WHAT YOU NEED TO DO: Can the data below be echoed back word for word?

(Data entries)

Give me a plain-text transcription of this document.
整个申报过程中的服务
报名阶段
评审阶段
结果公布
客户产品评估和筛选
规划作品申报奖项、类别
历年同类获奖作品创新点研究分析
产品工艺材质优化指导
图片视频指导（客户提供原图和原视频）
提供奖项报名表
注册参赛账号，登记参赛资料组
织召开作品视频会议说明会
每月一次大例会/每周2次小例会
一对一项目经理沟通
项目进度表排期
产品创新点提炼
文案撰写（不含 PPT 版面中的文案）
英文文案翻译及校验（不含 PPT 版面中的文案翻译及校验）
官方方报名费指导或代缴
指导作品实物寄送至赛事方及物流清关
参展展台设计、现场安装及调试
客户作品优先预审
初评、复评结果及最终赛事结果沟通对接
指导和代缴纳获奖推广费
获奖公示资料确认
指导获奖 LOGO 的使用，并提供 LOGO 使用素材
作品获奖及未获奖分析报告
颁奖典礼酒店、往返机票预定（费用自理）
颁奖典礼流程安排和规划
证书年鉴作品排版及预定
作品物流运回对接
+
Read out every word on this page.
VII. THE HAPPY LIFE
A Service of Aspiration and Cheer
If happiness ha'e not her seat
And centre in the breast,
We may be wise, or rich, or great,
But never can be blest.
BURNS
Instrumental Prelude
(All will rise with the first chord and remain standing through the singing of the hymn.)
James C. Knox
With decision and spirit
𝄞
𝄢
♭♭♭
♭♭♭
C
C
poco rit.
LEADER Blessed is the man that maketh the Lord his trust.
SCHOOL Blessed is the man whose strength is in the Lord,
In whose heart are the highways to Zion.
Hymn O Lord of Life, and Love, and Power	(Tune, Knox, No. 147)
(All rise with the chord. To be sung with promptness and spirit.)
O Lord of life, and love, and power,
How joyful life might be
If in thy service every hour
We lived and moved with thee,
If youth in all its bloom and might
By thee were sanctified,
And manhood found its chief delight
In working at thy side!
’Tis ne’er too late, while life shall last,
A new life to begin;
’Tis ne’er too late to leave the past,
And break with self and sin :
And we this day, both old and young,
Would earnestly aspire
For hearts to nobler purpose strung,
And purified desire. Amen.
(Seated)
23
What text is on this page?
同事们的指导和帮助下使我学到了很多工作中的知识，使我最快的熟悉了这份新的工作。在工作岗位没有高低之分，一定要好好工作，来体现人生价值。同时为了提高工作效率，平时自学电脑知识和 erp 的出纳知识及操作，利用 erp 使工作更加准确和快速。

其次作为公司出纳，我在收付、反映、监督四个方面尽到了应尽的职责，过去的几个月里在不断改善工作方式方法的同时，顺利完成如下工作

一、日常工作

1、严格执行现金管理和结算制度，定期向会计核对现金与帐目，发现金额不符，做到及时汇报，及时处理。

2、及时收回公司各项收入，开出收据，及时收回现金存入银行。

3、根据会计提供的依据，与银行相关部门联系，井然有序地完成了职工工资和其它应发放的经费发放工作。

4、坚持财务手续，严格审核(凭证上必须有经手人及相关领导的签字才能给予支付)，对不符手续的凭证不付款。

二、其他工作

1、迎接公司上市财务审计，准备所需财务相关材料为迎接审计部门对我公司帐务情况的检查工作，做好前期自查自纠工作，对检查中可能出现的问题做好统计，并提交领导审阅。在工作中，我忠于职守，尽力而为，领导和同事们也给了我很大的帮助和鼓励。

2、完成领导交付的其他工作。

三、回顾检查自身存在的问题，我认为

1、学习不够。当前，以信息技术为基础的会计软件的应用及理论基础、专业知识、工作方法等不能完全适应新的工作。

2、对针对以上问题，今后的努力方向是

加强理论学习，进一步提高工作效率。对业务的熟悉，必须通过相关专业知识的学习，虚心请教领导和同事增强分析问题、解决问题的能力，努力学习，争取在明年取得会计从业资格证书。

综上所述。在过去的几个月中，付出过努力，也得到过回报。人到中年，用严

REPLY:
Give me a plain-text transcription of this document.
整个申报过程中的服务
报名阶段
评审阶段
结果公布
客户产品评估和筛选
规划作品申报奖项、类别
历年同类获奖作品创新点研究分析
产品工艺材质优化指导
图片视频指导（客户提供原图和原视频）
提供奖项报名表
注册参赛账号，登记参赛资料组
织召开作品视频会议说明会
每月一次大例会/每周2次小例会
一对一项目经理沟通
项目进度表排期
产品创新点提炼
文案撰写（不含 PPT 版面中的文案）
英文文案翻译及校验（不含 PPT 版面中的文案翻译及校验）
官方方报名费指导或代缴
指导作品实物寄送至赛事方及物流清关
参展展台设计、现场安装及调试
客户作品优先预审
初评、复评结果及最终赛事结果沟通对接
指导和代缴纳获奖推广费
获奖公示资料确认
指导获奖 LOGO 的使用，并提供 LOGO 使用素材
作品获奖及未获奖分析报告
颁奖典礼酒店、往返机票预定（费用自理）
颁奖典礼流程安排和规划
证书年鉴作品排版及预定
作品物流运回对接
+
Read out every word on this page.
VII. THE HAPPY LIFE
A Service of Aspiration and Cheer
If happiness ha'e not her seat
And centre in the breast,
We may be wise, or rich, or great,
But never can be blest.
BURNS
Instrumental Prelude
(All will rise with the first chord and remain standing through the singing of the hymn.)
James C. Knox
With decision and spirit
𝄞
𝄢
♭♭♭
♭♭♭
C
C
poco rit.
LEADER Blessed is the man that maketh the Lord his trust.
SCHOOL Blessed is the man whose strength is in the Lord,
In whose heart are the highways to Zion.
Hymn O Lord of Life, and Love, and Power	(Tune, Knox, No. 147)
(All rise with the chord. To be sung with promptness and spirit.)
O Lord of life, and love, and power,
How joyful life might be
If in thy service every hour
We lived and moved with thee,
If youth in all its bloom and might
By thee were sanctified,
And manhood found its chief delight
In working at thy side!
’Tis ne’er too late, while life shall last,
A new life to begin;
’Tis ne’er too late to leave the past,
And break with self and sin :
And we this day, both old and young,
Would earnestly aspire
For hearts to nobler purpose strung,
And purified desire. Amen.
(Seated)
23
What text is on this page?
同事们的指导和帮助下使我学到了很多工作中的知识，使我最快的熟悉了这份新的工作。在工作岗位没有高低之分，一定要好好工作，来体现人生价值。同时为了提高工作效率，平时自学电脑知识和 erp 的出纳知识及操作，利用 erp 使工作更加准确和快速。

其次作为公司出纳，我在收付、反映、监督四个方面尽到了应尽的职责，过去的几个月里在不断改善工作方式方法的同时，顺利完成如下工作

一、日常工作

1、严格执行现金管理和结算制度，定期向会计核对现金与帐目，发现金额不符，做到及时汇报，及时处理。

2、及时收回公司各项收入，开出收据，及时收回现金存入银行。

3、根据会计提供的依据，与银行相关部门联系，井然有序地完成了职工工资和其它应发放的经费发放工作。

4、坚持财务手续，严格审核(凭证上必须有经手人及相关领导的签字才能给予支付)，对不符手续的凭证不付款。

二、其他工作

1、迎接公司上市财务审计，准备所需财务相关材料为迎接审计部门对我公司帐务情况的检查工作，做好前期自查自纠工作，对检查中可能出现的问题做好统计，并提交领导审阅。在工作中，我忠于职守，尽力而为，领导和同事们也给了我很大的帮助和鼓励。

2、完成领导交付的其他工作。

三、回顾检查自身存在的问题，我认为

1、学习不够。当前，以信息技术为基础的会计软件的应用及理论基础、专业知识、工作方法等不能完全适应新的工作。

2、对针对以上问题，今后的努力方向是

加强理论学习，进一步提高工作效率。对业务的熟悉，必须通过相关专业知识的学习，虚心请教领导和同事增强分析问题、解决问题的能力，努力学习，争取在明年取得会计从业资格证书。

综上所述。在过去的几个月中，付出过努力，也得到过回报。人到中年，用严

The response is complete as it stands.